**PROBLEM DESCRIPTION:** Tally the lines that include "ylabel". Output the number only.

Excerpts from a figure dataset
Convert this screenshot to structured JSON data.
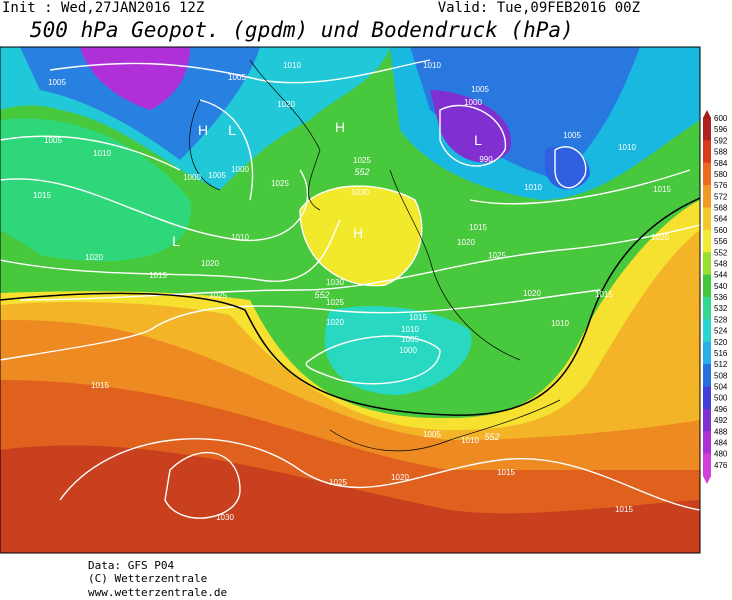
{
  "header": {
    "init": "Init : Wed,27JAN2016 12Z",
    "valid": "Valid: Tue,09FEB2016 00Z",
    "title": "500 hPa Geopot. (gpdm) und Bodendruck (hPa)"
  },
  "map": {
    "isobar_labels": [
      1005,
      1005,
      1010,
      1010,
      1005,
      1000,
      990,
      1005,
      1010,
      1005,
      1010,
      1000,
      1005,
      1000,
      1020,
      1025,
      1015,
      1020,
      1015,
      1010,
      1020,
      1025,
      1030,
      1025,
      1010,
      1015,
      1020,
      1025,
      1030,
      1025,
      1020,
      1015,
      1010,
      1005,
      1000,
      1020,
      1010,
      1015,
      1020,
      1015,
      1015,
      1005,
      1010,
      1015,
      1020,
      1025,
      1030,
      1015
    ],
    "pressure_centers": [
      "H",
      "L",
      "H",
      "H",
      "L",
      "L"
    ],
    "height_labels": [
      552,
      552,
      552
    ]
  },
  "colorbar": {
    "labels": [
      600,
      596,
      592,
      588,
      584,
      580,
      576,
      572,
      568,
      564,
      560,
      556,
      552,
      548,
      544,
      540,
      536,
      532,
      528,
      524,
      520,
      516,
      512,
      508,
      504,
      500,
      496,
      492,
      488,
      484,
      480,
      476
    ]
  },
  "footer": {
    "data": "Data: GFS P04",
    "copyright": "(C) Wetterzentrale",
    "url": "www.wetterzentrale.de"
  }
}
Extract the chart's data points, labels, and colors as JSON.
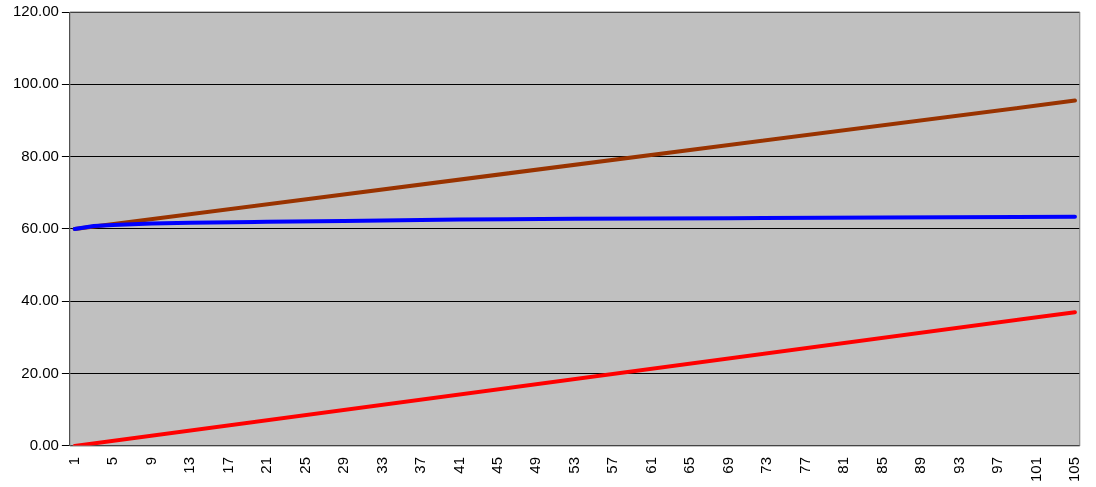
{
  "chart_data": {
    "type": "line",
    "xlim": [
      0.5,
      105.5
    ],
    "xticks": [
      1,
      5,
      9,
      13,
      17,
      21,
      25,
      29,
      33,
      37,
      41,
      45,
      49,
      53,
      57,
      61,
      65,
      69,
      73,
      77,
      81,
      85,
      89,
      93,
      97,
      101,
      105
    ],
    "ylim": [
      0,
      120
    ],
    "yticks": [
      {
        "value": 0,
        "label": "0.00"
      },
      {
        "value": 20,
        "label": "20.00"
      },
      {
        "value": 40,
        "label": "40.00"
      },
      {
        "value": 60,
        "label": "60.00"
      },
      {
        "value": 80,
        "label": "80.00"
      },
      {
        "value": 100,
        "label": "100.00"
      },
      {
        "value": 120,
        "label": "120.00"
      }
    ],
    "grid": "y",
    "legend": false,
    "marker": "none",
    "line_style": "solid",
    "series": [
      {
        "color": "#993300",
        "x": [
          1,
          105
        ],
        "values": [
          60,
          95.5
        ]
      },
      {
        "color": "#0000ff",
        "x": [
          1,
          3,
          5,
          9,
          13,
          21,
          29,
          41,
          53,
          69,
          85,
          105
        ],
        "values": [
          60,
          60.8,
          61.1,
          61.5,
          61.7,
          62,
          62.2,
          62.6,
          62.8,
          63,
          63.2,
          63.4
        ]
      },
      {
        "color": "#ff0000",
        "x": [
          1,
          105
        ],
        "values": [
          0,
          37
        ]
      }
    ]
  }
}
---
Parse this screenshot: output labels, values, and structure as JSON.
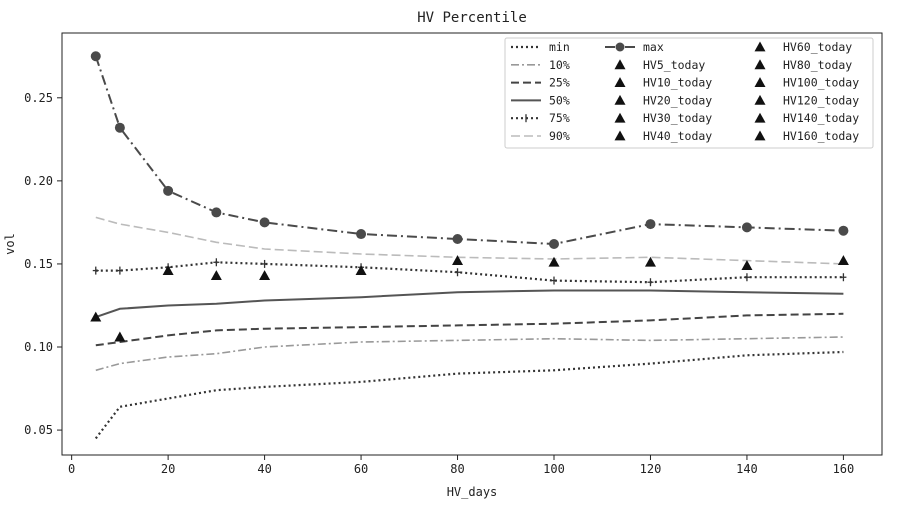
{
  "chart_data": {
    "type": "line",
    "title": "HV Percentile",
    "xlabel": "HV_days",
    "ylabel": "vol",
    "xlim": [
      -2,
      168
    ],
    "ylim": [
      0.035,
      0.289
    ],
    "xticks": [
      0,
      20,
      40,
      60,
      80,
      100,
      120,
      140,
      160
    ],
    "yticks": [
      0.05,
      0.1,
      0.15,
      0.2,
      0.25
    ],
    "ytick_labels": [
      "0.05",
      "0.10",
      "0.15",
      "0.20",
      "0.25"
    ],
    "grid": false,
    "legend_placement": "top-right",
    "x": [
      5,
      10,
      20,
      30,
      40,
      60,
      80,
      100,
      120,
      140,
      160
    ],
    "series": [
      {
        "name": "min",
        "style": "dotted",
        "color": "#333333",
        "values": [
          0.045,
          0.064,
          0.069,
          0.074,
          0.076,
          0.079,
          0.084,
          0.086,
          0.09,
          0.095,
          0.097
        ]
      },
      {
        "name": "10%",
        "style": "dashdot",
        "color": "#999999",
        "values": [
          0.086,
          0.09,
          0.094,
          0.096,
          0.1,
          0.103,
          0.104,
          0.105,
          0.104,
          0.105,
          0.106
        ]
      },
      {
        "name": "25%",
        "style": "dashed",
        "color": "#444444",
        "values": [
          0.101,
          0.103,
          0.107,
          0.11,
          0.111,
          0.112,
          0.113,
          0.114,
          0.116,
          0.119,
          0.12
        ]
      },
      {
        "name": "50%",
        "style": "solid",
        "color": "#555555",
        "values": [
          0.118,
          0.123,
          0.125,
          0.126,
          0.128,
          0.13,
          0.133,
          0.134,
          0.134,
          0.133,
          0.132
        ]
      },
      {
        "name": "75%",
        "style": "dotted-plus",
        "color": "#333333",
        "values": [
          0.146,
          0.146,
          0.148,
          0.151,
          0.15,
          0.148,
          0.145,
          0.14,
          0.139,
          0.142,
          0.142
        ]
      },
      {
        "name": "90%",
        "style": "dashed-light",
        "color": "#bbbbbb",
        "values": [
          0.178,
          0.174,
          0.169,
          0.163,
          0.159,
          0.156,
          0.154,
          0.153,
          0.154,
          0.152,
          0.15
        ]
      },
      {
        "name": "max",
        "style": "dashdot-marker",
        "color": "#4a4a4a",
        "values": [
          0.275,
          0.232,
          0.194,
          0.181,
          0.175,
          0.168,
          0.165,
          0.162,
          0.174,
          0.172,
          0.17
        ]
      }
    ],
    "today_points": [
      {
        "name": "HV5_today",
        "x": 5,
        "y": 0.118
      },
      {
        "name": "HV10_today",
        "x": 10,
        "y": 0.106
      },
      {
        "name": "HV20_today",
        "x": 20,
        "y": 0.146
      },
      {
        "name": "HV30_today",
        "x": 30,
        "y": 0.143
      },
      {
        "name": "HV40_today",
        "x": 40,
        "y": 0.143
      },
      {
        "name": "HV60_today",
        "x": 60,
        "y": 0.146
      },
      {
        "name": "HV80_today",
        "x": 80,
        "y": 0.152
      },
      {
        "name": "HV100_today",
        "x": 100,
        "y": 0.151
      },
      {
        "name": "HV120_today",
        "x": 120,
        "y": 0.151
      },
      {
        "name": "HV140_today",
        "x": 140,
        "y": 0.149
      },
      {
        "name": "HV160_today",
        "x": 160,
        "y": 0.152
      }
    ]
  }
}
...
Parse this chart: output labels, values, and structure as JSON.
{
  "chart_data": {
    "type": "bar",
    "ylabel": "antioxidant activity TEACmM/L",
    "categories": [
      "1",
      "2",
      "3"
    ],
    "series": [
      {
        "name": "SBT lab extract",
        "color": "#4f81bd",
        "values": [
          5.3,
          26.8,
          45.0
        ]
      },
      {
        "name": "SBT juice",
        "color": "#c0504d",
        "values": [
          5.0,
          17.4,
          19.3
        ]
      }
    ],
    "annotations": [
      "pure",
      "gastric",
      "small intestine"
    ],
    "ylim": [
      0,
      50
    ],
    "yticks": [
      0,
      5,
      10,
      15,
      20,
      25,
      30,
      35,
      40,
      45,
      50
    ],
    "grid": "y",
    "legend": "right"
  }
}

**SOLVED EXERCISE:** 2